-- START OF PROVIDED MATERIAL --

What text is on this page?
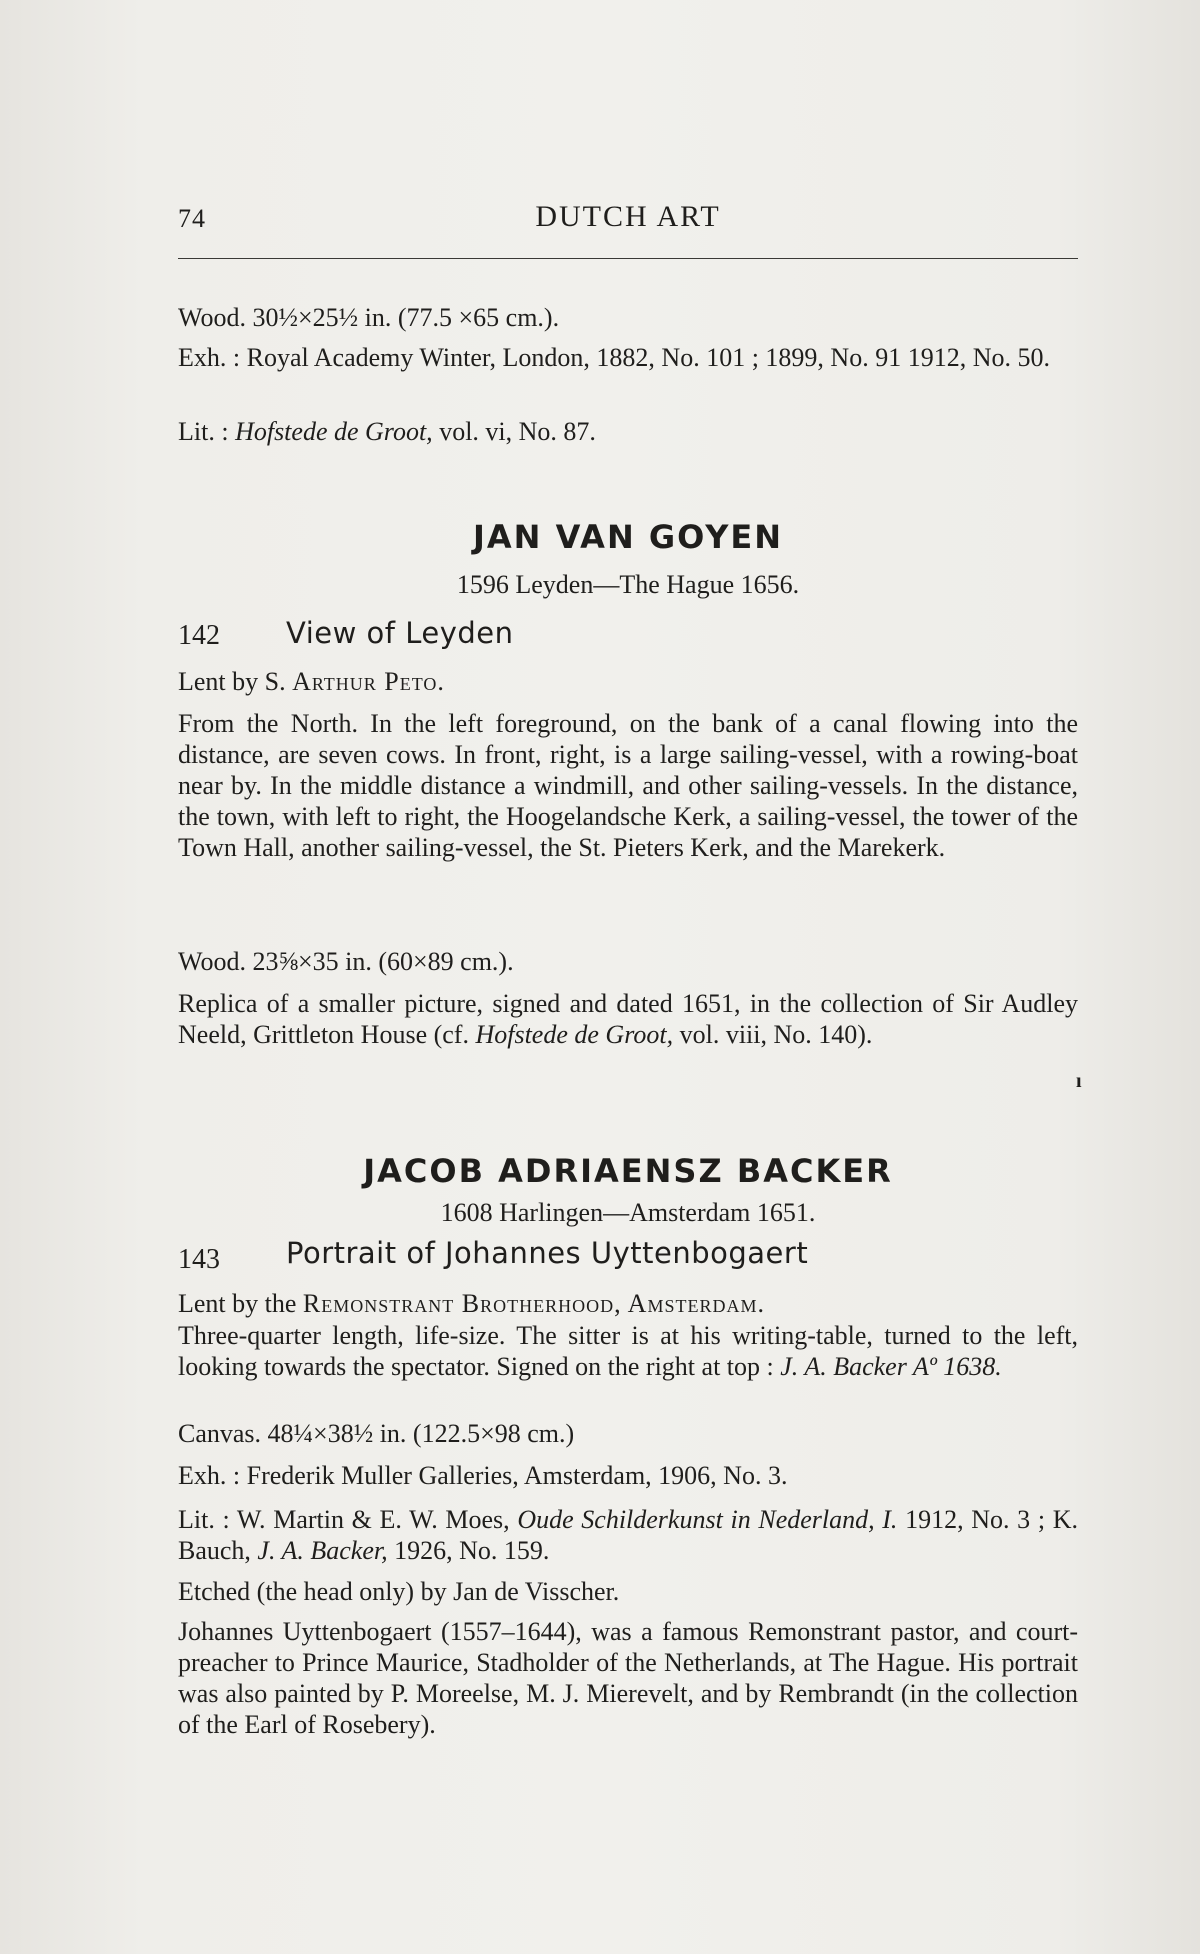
74	DUTCH ART

Wood. 30½×25½ in. (77.5 ×65 cm.).

Exh. : Royal Academy Winter, London, 1882, No. 101 ; 1899, No. 91 1912, No. 50.

Lit. : Hofstede de Groot, vol. vi, No. 87.

JAN VAN GOYEN

1596 Leyden—The Hague 1656.

142 View of Leyden

Lent by S. Arthur Peto.

From the North. In the left foreground, on the bank of a canal flowing into the distance, are seven cows. In front, right, is a large sailing-vessel, with a rowing-boat near by. In the middle distance a windmill, and other sailing-vessels. In the distance, the town, with left to right, the Hoogelandsche Kerk, a sailing-vessel, the tower of the Town Hall, another sailing-vessel, the St. Pieters Kerk, and the Marekerk.

Wood. 23⅝×35 in. (60×89 cm.).

Replica of a smaller picture, signed and dated 1651, in the collection of Sir Audley Neeld, Grittleton House (cf. Hofstede de Groot, vol. viii, No. 140).

ı
JACOB ADRIAENSZ BACKER

1608 Harlingen—Amsterdam 1651.

143 Portrait of Johannes Uyttenbogaert

Lent by the Remonstrant Brotherhood, Amsterdam.

Three-quarter length, life-size. The sitter is at his writing-table, turned to the left, looking towards the spectator. Signed on the right at top : J. A. Backer Aº 1638.

Canvas. 48¼×38½ in. (122.5×98 cm.)

Exh. : Frederik Muller Galleries, Amsterdam, 1906, No. 3.

Lit. : W. Martin & E. W. Moes, Oude Schilderkunst in Nederland, I. 1912, No. 3 ; K. Bauch, J. A. Backer, 1926, No. 159.

Etched (the head only) by Jan de Visscher.

Johannes Uyttenbogaert (1557–1644), was a famous Remonstrant pastor, and court-preacher to Prince Maurice, Stadholder of the Netherlands, at The Hague. His portrait was also painted by P. Moreelse, M. J. Mierevelt, and by Rembrandt (in the collection of the Earl of Rosebery).
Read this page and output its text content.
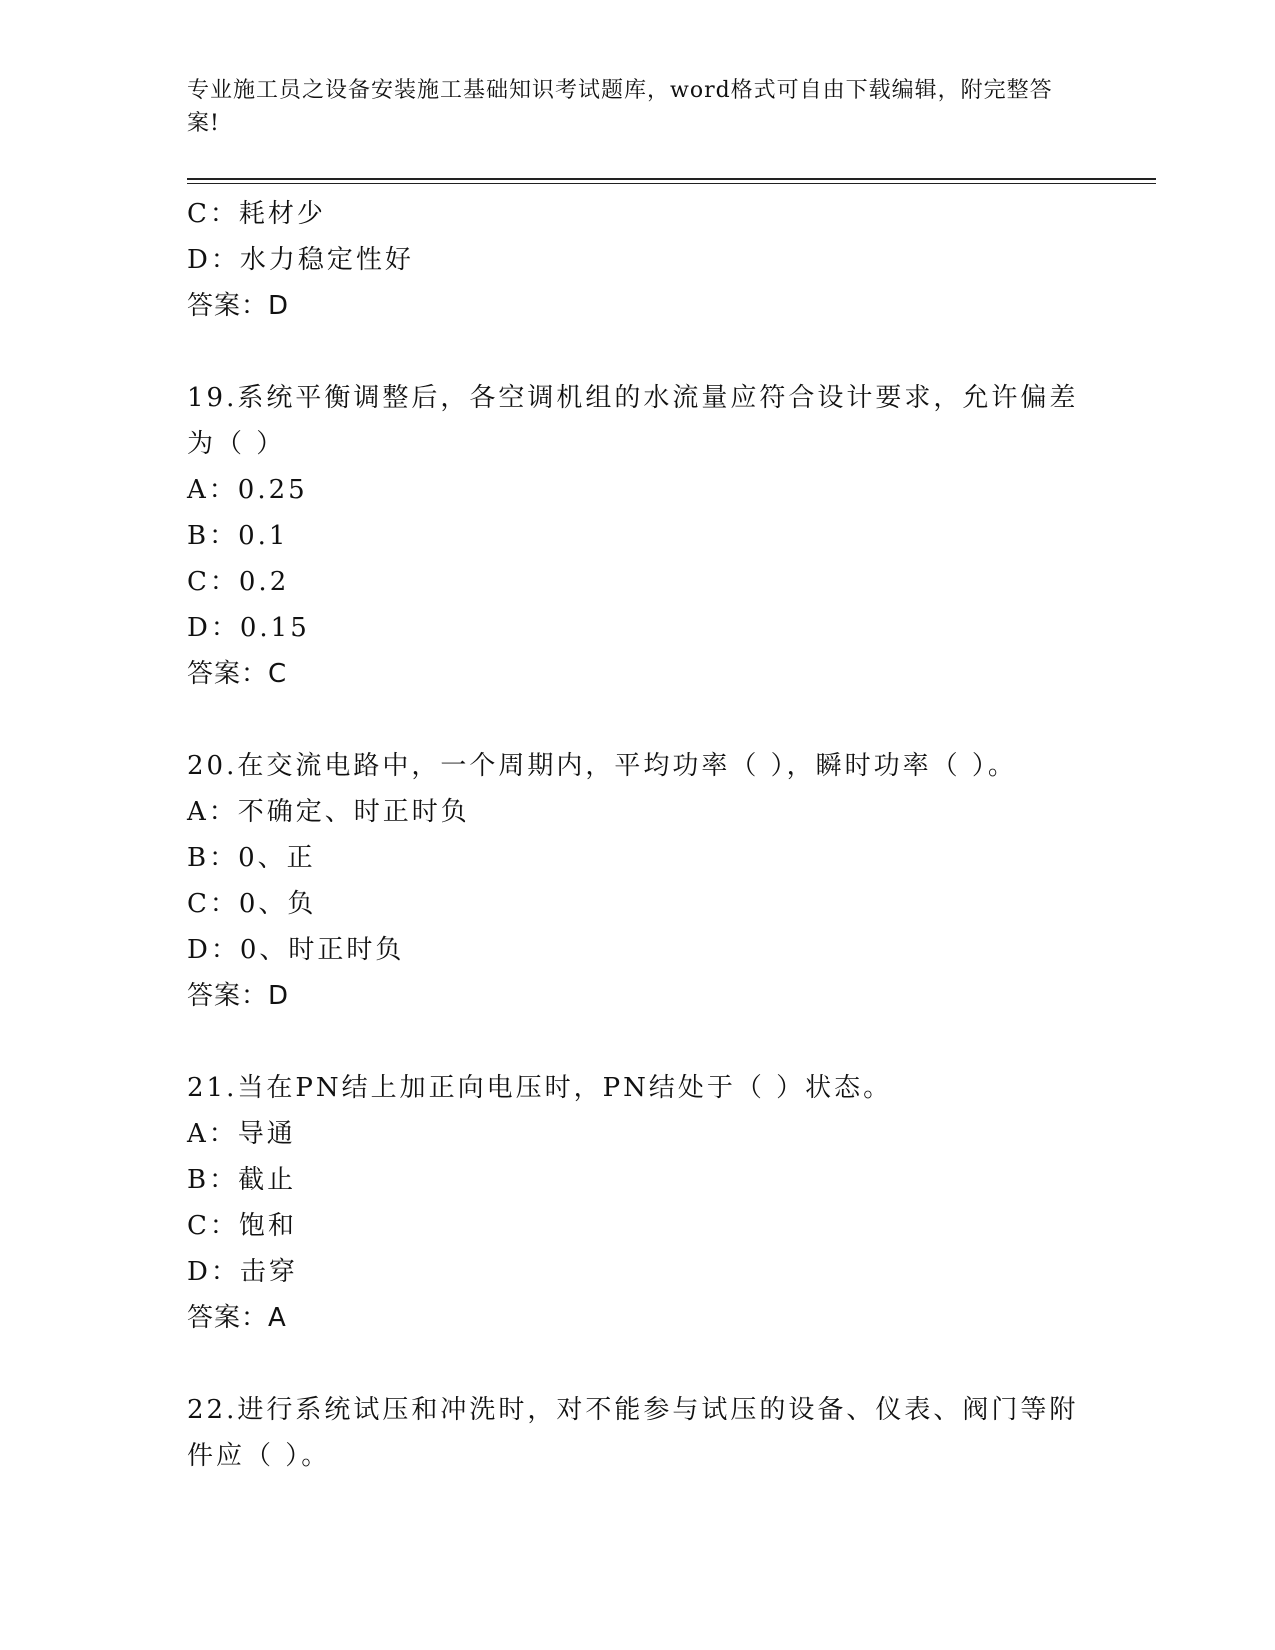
专业施工员之设备安装施工基础知识考试题库，word格式可自由下载编辑，附完整答案!
C：耗材少
D：水力稳定性好
答案：D
19.系统平衡调整后，各空调机组的水流量应符合设计要求，允许偏差为（ ）
A：0.25
B：0.1
C：0.2
D：0.15
答案：C
20.在交流电路中，一个周期内，平均功率（ ），瞬时功率（ ）。
A：不确定、时正时负
B：0、正
C：0、负
D：0、时正时负
答案：D
21.当在PN结上加正向电压时，PN结处于（ ）状态。
A：导通
B：截止
C：饱和
D：击穿
答案：A
22.进行系统试压和冲洗时，对不能参与试压的设备、仪表、阀门等附件应（ ）。
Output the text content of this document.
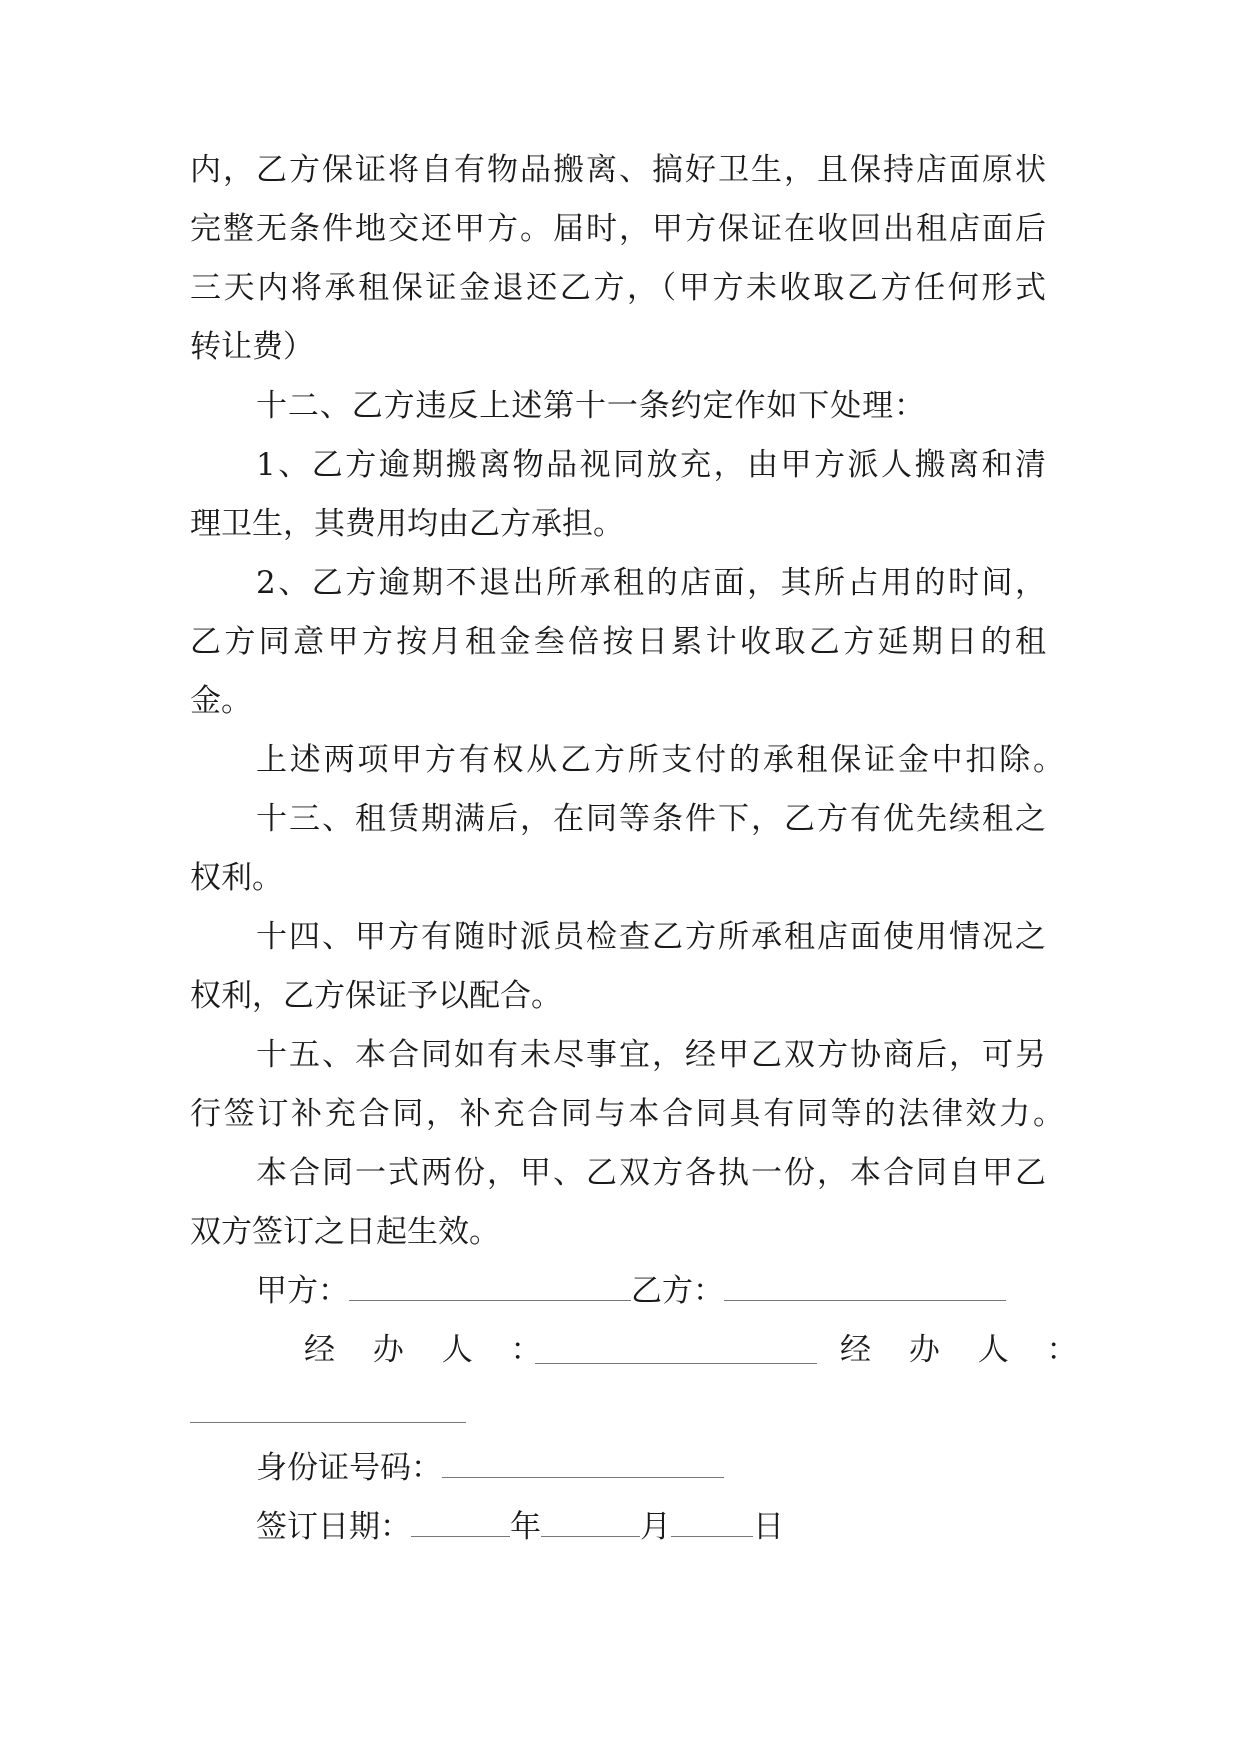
内，乙方保证将自有物品搬离、搞好卫生，且保持店面原状

完整无条件地交还甲方。届时，甲方保证在收回出租店面后

三天内将承租保证金退还乙方，（甲方未收取乙方任何形式

转让费）

十二、乙方违反上述第十一条约定作如下处理：

1、乙方逾期搬离物品视同放充，由甲方派人搬离和清

理卫生，其费用均由乙方承担。

2、乙方逾期不退出所承租的店面，其所占用的时间，

乙方同意甲方按月租金叁倍按日累计收取乙方延期日的租

金。

上述两项甲方有权从乙方所支付的承租保证金中扣除。

十三、租赁期满后，在同等条件下，乙方有优先续租之

权利。

十四、甲方有随时派员检查乙方所承租店面使用情况之

权利，乙方保证予以配合。

十五、本合同如有未尽事宜，经甲乙双方协商后，可另

行签订补充合同，补充合同与本合同具有同等的法律效力。

本合同一式两份，甲、乙双方各执一份，本合同自甲乙

双方签订之日起生效。

甲方：	乙方：

经 办 人 ：	经 办 人 ：

身份证号码：

签订日期：	年	月	日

-- END OF PROVIDED MATERIAL --

Quote all the lines above exactly as given. Do not include the pictures.

» **TASK SOLUTION**:
What text is on this page?
74	DUTCH ART

Wood. 30½×25½ in. (77.5 ×65 cm.).

Exh. : Royal Academy Winter, London, 1882, No. 101 ; 1899, No. 91 1912, No. 50.

Lit. : Hofstede de Groot, vol. vi, No. 87.

JAN VAN GOYEN

1596 Leyden—The Hague 1656.

142 View of Leyden

Lent by S. Arthur Peto.

From the North. In the left foreground, on the bank of a canal flowing into the distance, are seven cows. In front, right, is a large sailing-vessel, with a rowing-boat near by. In the middle distance a windmill, and other sailing-vessels. In the distance, the town, with left to right, the Hoogelandsche Kerk, a sailing-vessel, the tower of the Town Hall, another sailing-vessel, the St. Pieters Kerk, and the Marekerk.

Wood. 23⅝×35 in. (60×89 cm.).

Replica of a smaller picture, signed and dated 1651, in the collection of Sir Audley Neeld, Grittleton House (cf. Hofstede de Groot, vol. viii, No. 140).

ı
JACOB ADRIAENSZ BACKER

1608 Harlingen—Amsterdam 1651.

143 Portrait of Johannes Uyttenbogaert

Lent by the Remonstrant Brotherhood, Amsterdam.

Three-quarter length, life-size. The sitter is at his writing-table, turned to the left, looking towards the spectator. Signed on the right at top : J. A. Backer Aº 1638.

Canvas. 48¼×38½ in. (122.5×98 cm.)

Exh. : Frederik Muller Galleries, Amsterdam, 1906, No. 3.

Lit. : W. Martin & E. W. Moes, Oude Schilderkunst in Nederland, I. 1912, No. 3 ; K. Bauch, J. A. Backer, 1926, No. 159.

Etched (the head only) by Jan de Visscher.

Johannes Uyttenbogaert (1557–1644), was a famous Remonstrant pastor, and court-preacher to Prince Maurice, Stadholder of the Netherlands, at The Hague. His portrait was also painted by P. Moreelse, M. J. Mierevelt, and by Rembrandt (in the collection of the Earl of Rosebery).
Read this page and output its text content.
专业施工员之设备安装施工基础知识考试题库，word格式可自由下载编辑，附完整答案!
C：耗材少
D：水力稳定性好
答案：D
19.系统平衡调整后，各空调机组的水流量应符合设计要求，允许偏差为（ ）
A：0.25
B：0.1
C：0.2
D：0.15
答案：C
20.在交流电路中，一个周期内，平均功率（ ），瞬时功率（ ）。
A：不确定、时正时负
B：0、正
C：0、负
D：0、时正时负
答案：D
21.当在PN结上加正向电压时，PN结处于（ ）状态。
A：导通
B：截止
C：饱和
D：击穿
答案：A
22.进行系统试压和冲洗时，对不能参与试压的设备、仪表、阀门等附件应（ ）。
Output the text content of this document.
内，乙方保证将自有物品搬离、搞好卫生，且保持店面原状

完整无条件地交还甲方。届时，甲方保证在收回出租店面后

三天内将承租保证金退还乙方，（甲方未收取乙方任何形式

转让费）

十二、乙方违反上述第十一条约定作如下处理：

1、乙方逾期搬离物品视同放充，由甲方派人搬离和清

理卫生，其费用均由乙方承担。

2、乙方逾期不退出所承租的店面，其所占用的时间，

乙方同意甲方按月租金叁倍按日累计收取乙方延期日的租

金。

上述两项甲方有权从乙方所支付的承租保证金中扣除。

十三、租赁期满后，在同等条件下，乙方有优先续租之

权利。

十四、甲方有随时派员检查乙方所承租店面使用情况之

权利，乙方保证予以配合。

十五、本合同如有未尽事宜，经甲乙双方协商后，可另

行签订补充合同，补充合同与本合同具有同等的法律效力。

本合同一式两份，甲、乙双方各执一份，本合同自甲乙

双方签订之日起生效。

甲方：	乙方：

经 办 人 ：	经 办 人 ：

身份证号码：

签订日期：	年	月	日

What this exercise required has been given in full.